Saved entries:
────────

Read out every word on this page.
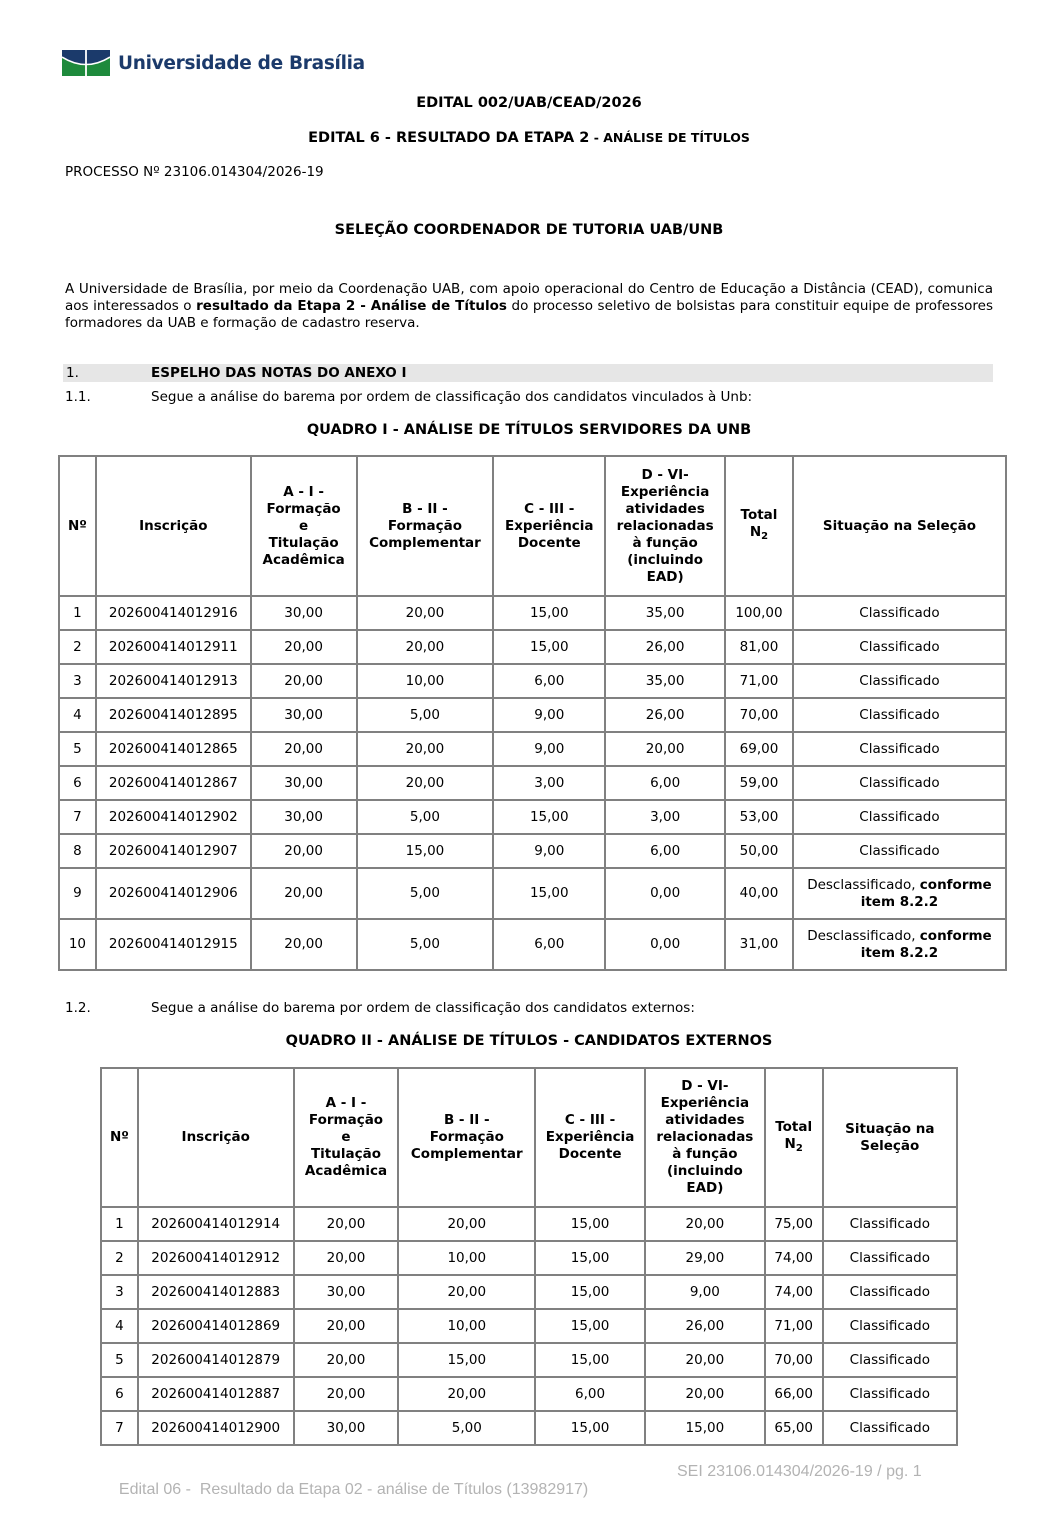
Universidade de Brasília
EDITAL 002/UAB/CEAD/2026
EDITAL 6 - RESULTADO DA ETAPA 2 - ANÁLISE DE TÍTULOS
PROCESSO Nº 23106.014304/2026-19
SELEÇÃO COORDENADOR DE TUTORIA UAB/UNB
A Universidade de Brasília, por meio da Coordenação UAB, com apoio operacional do Centro de Educação a Distância (CEAD), comunica aos interessados o resultado da Etapa 2 - Análise de Títulos do processo seletivo de bolsistas para constituir equipe de professores formadores da UAB e formação de cadastro reserva.
1.	ESPELHO DAS NOTAS DO ANEXO I
1.1.	Segue a análise do barema por ordem de classificação dos candidatos vinculados à Unb:
QUADRO I - ANÁLISE DE TÍTULOS SERVIDORES DA UNB
Nº	Inscrição	A - I -
Formação
e
Titulação
Acadêmica	B - II -
Formação
Complementar	C - III -
Experiência
Docente	D - VI-
Experiência
atividades
relacionadas
à função
(incluindo
EAD)	Total
$N_2$	Situação na Seleção
1	202600414012916	30,00	20,00	15,00	35,00	100,00	Classificado
2	202600414012911	20,00	20,00	15,00	26,00	81,00	Classificado
3	202600414012913	20,00	10,00	6,00	35,00	71,00	Classificado
4	202600414012895	30,00	5,00	9,00	26,00	70,00	Classificado
5	202600414012865	20,00	20,00	9,00	20,00	69,00	Classificado
6	202600414012867	30,00	20,00	3,00	6,00	59,00	Classificado
7	202600414012902	30,00	5,00	15,00	3,00	53,00	Classificado
8	202600414012907	20,00	15,00	9,00	6,00	50,00	Classificado
9	202600414012906	20,00	5,00	15,00	0,00	40,00	Desclassificado, conforme item 8.2.2
10	202600414012915	20,00	5,00	6,00	0,00	31,00	Desclassificado, conforme item 8.2.2
1.2.	Segue a análise do barema por ordem de classificação dos candidatos externos:
QUADRO II - ANÁLISE DE TÍTULOS - CANDIDATOS EXTERNOS
Nº	Inscrição	A - I -
Formação
e
Titulação
Acadêmica	B - II -
Formação
Complementar	C - III -
Experiência
Docente	D - VI-
Experiência
atividades
relacionadas
à função
(incluindo
EAD)	Total
$N_2$	Situação na
Seleção
1	202600414012914	20,00	20,00	15,00	20,00	75,00	Classificado
2	202600414012912	20,00	10,00	15,00	29,00	74,00	Classificado
3	202600414012883	30,00	20,00	15,00	9,00	74,00	Classificado
4	202600414012869	20,00	10,00	15,00	26,00	71,00	Classificado
5	202600414012879	20,00	15,00	15,00	20,00	70,00	Classificado
6	202600414012887	20,00	20,00	6,00	20,00	66,00	Classificado
7	202600414012900	30,00	5,00	15,00	15,00	65,00	Classificado

Edital 06 -  Resultado da Etapa 02 - análise de Títulos (13982917)

SEI 23106.014304/2026-19 / pg. 1
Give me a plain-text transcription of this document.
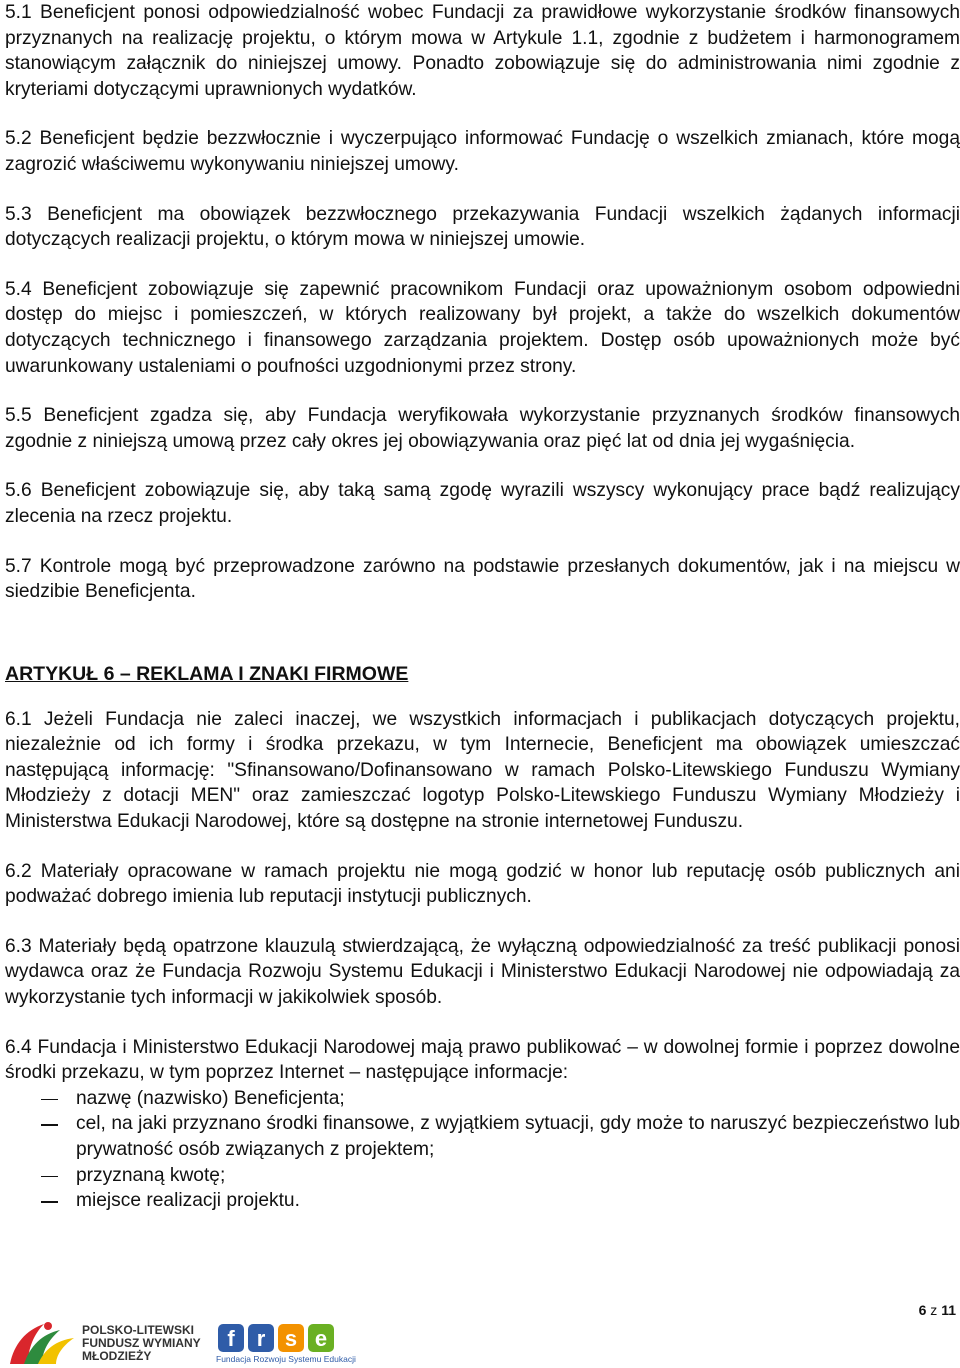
5.1 Beneficjent ponosi odpowiedzialność wobec Fundacji za prawidłowe wykorzystanie środków finansowych przyznanych na realizację projektu, o którym mowa w Artykule 1.1, zgodnie z budżetem i harmonogramem stanowiącym załącznik do niniejszej umowy. Ponadto zobowiązuje się do administrowania nimi zgodnie z kryteriami dotyczącymi uprawnionych wydatków.

5.2 Beneficjent będzie bezzwłocznie i wyczerpująco informować Fundację o wszelkich zmianach, które mogą zagrozić właściwemu wykonywaniu niniejszej umowy.

5.3 Beneficjent ma obowiązek bezzwłocznego przekazywania Fundacji wszelkich żądanych informacji dotyczących realizacji projektu, o którym mowa w niniejszej umowie.

5.4 Beneficjent zobowiązuje się zapewnić pracownikom Fundacji oraz upoważnionym osobom odpowiedni dostęp do miejsc i pomieszczeń, w których realizowany był projekt, a także do wszelkich dokumentów dotyczących technicznego i finansowego zarządzania projektem. Dostęp osób upoważnionych może być uwarunkowany ustaleniami o poufności uzgodnionymi przez strony.

5.5 Beneficjent zgadza się, aby Fundacja weryfikowała wykorzystanie przyznanych środków finansowych zgodnie z niniejszą umową przez cały okres jej obowiązywania oraz pięć lat od dnia jej wygaśnięcia.

5.6 Beneficjent zobowiązuje się, aby taką samą zgodę wyrazili wszyscy wykonujący prace bądź realizujący zlecenia na rzecz projektu.

5.7 Kontrole mogą być przeprowadzone zarówno na podstawie przesłanych dokumentów, jak i na miejscu w siedzibie Beneficjenta.

ARTYKUŁ 6 – REKLAMA I ZNAKI FIRMOWE

6.1 Jeżeli Fundacja nie zaleci inaczej, we wszystkich informacjach i publikacjach dotyczących projektu, niezależnie od ich formy i środka przekazu, w tym Internecie, Beneficjent ma obowiązek umieszczać następującą informację: "Sfinansowano/Dofinansowano w ramach Polsko-Litewskiego Funduszu Wymiany Młodzieży z dotacji MEN" oraz zamieszczać logotyp Polsko-Litewskiego Funduszu Wymiany Młodzieży i Ministerstwa Edukacji Narodowej, które są dostępne na stronie internetowej Funduszu.

6.2 Materiały opracowane w ramach projektu nie mogą godzić w honor lub reputację osób publicznych ani podważać dobrego imienia lub reputacji instytucji publicznych.

6.3 Materiały będą opatrzone klauzulą stwierdzającą, że wyłączną odpowiedzialność za treść publikacji ponosi wydawca oraz że Fundacja Rozwoju Systemu Edukacji i Ministerstwo Edukacji Narodowej nie odpowiadają za wykorzystanie tych informacji w jakikolwiek sposób.

6.4 Fundacja i Ministerstwo Edukacji Narodowej mają prawo publikować – w dowolnej formie i poprzez dowolne środki przekazu, w tym poprzez Internet – następujące informacje:

nazwę (nazwisko) Beneficjenta;
cel, na jaki przyznano środki finansowe, z wyjątkiem sytuacji, gdy może to naruszyć bezpieczeństwo lub prywatność osób związanych z projektem;
przyznaną kwotę;
miejsce realizacji projektu.
6 z 11
POLSKO-LITEWSKI
FUNDUSZ WYMIANY
MŁODZIEŻY
f r s e
Fundacja Rozwoju Systemu Edukacji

────────

Lines containing the word "które" must all be returned from the material above.

▶ [Output of the exercise]
5.2 Beneficjent będzie bezzwłocznie i wyczerpująco informować Fundację o wszelkich zmianach, które mogą zagrozić właściwemu wykonywaniu niniejszej umowy.
6.1 Jeżeli Fundacja nie zaleci inaczej, we wszystkich informacjach i publikacjach dotyczących projektu, niezależnie od ich formy i środka przekazu, w tym Internecie, Beneficjent ma obowiązek umieszczać następującą informację: "Sfinansowano/Dofinansowano w ramach Polsko-Litewskiego Funduszu Wymiany Młodzieży z dotacji MEN" oraz zamieszczać logotyp Polsko-Litewskiego Funduszu Wymiany Młodzieży i Ministerstwa Edukacji Narodowej, które są dostępne na stronie internetowej Funduszu.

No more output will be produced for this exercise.